** start of Exercise data **

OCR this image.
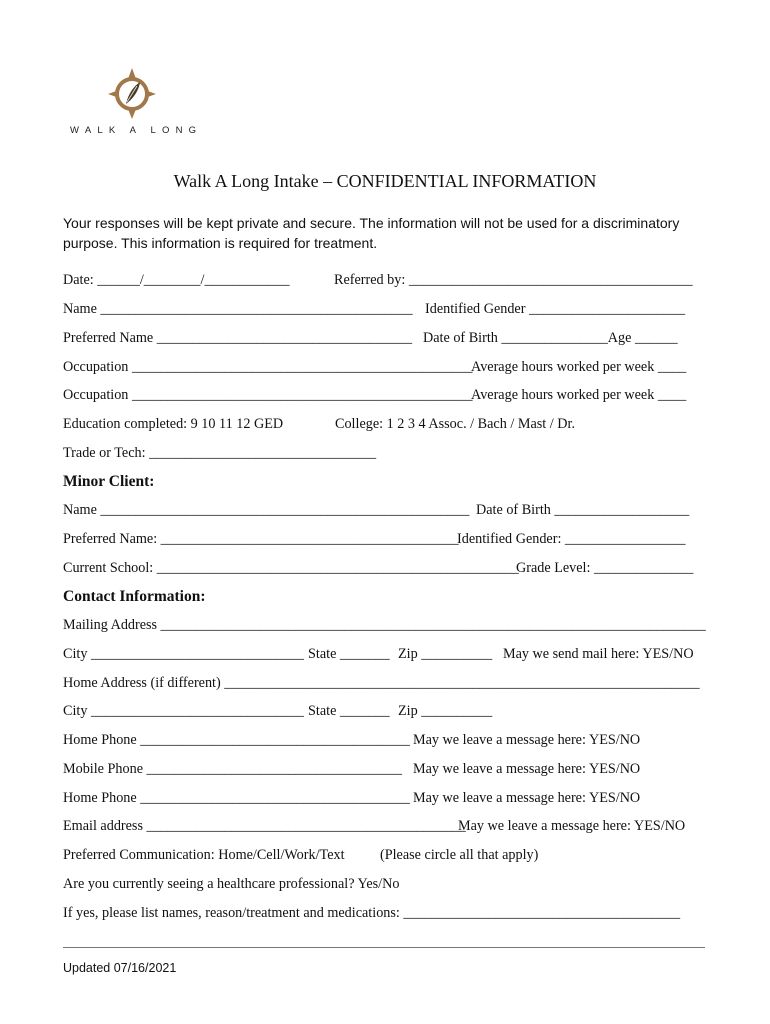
WALK A LONG
Walk A Long Intake – CONFIDENTIAL INFORMATION
Your responses will be kept private and secure. The information will not be used for a discriminatory
purpose. This information is required for treatment.
Date: ______/________/____________	Referred by: ________________________________________
Name ____________________________________________ Identified Gender ______________________
Preferred Name ____________________________________ Date of Birth _______________Age ______
Occupation ________________________________________________
Average hours worked per week ____
Occupation ________________________________________________
Average hours worked per week ____
Education completed: 9 10 11 12 GED	College: 1 2 3 4 Assoc. / Bach / Mast / Dr.
Trade or Tech: ________________________________
Minor Client:
Name ____________________________________________________ Date of Birth ___________________
Preferred Name: __________________________________________
Identified Gender: _________________
Current School: ___________________________________________________
Grade Level: ______________
Contact Information:
Mailing Address _____________________________________________________________________________
City ______________________________ State _______ Zip __________ May we send mail here: YES/NO
Home Address (if different) ___________________________________________________________________
City ______________________________ State _______ Zip __________
Home Phone ______________________________________ May we leave a message here: YES/NO
Mobile Phone ____________________________________ May we leave a message here: YES/NO
Home Phone ______________________________________ May we leave a message here: YES/NO
Email address _____________________________________________
May we leave a message here: YES/NO
Preferred Communication: Home/Cell/Work/Text (Please circle all that apply)
Are you currently seeing a healthcare professional? Yes/No
If yes, please list names, reason/treatment and medications: _______________________________________
Updated 07/16/2021
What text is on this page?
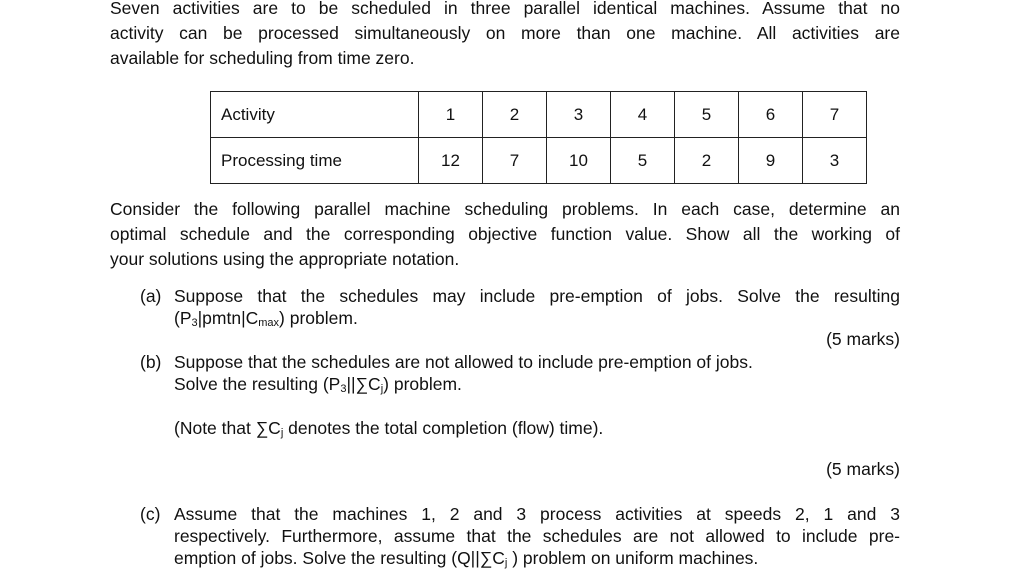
Seven activities are to be scheduled in three parallel identical machines. Assume that no
activity can be processed simultaneously on more than one machine. All activities are
available for scheduling from time zero.
Activity	1	2	3	4	5	6	7
Processing time	12	7	10	5	2	9	3
Consider the following parallel machine scheduling problems. In each case, determine an
optimal schedule and the corresponding objective function value. Show all the working of
your solutions using the appropriate notation.
(a) Suppose that the schedules may include pre-emption of jobs. Solve the resulting
$(P_3|pmtn|C_{max})$ problem.
(5 marks)
(b) Suppose that the schedules are not allowed to include pre-emption of jobs.
Solve the resulting $(P_3||\sum C_j)$ problem.
(Note that $\sum C_j$ denotes the total completion (flow) time).
(5 marks)
(c) Assume that the machines 1, 2 and 3 process activities at speeds 2, 1 and 3
respectively. Furthermore, assume that the schedules are not allowed to include pre-
emption of jobs. Solve the resulting ($Q||\sum C_j$ ) problem on uniform machines.
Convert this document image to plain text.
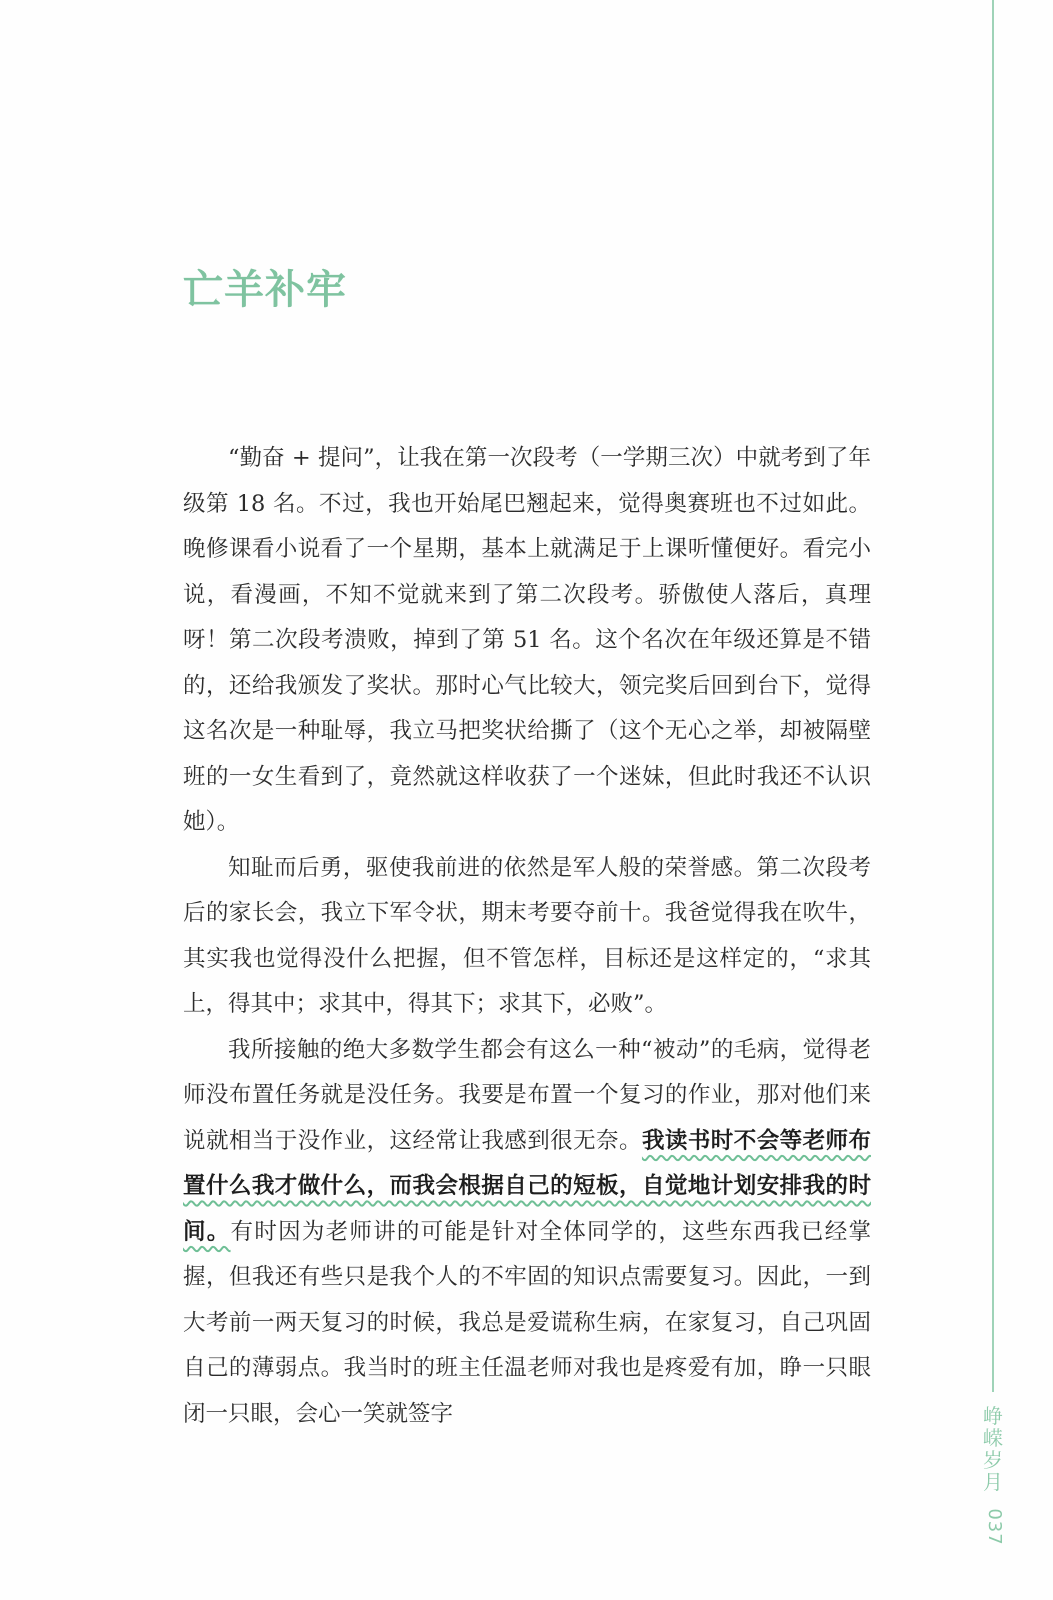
亡羊补牢

“勤奋 + 提问”，让我在第一次段考（一学期三次）中就考到了年级第 18 名。不过，我也开始尾巴翘起来，觉得奥赛班也不过如此。晚修课看小说看了一个星期，基本上就满足于上课听懂便好。看完小说，看漫画，不知不觉就来到了第二次段考。骄傲使人落后，真理呀！第二次段考溃败，掉到了第 51 名。这个名次在年级还算是不错的，还给我颁发了奖状。那时心气比较大，领完奖后回到台下，觉得这名次是一种耻辱，我立马把奖状给撕了（这个无心之举，却被隔壁班的一女生看到了，竟然就这样收获了一个迷妹，但此时我还不认识她）。

知耻而后勇，驱使我前进的依然是军人般的荣誉感。第二次段考后的家长会，我立下军令状，期末考要夺前十。我爸觉得我在吹牛，其实我也觉得没什么把握，但不管怎样，目标还是这样定的，“求其上，得其中；求其中，得其下；求其下，必败”。

我所接触的绝大多数学生都会有这么一种“被动”的毛病，觉得老师没布置任务就是没任务。我要是布置一个复习的作业，那对他们来说就相当于没作业，这经常让我感到很无奈。我读书时不会等老师布置什么我才做什么，而我会根据自己的短板，自觉地计划安排我的时间。有时因为老师讲的可能是针对全体同学的，这些东西我已经掌握，但我还有些只是我个人的不牢固的知识点需要复习。因此，一到大考前一两天复习的时候，我总是爱谎称生病，在家复习，自己巩固自己的薄弱点。我当时的班主任温老师对我也是疼爱有加，睁一只眼闭一只眼，会心一笑就签字	峥嵘岁月
037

** end of Exercise data **

**To do:**
From the listing above, return each line with the word "message".

**In response:**
Home Phone ______________________________________ May we leave a message here: YES/NO
Mobile Phone ____________________________________ May we leave a message here: YES/NO
Home Phone ______________________________________ May we leave a message here: YES/NO
May we leave a message here: YES/NO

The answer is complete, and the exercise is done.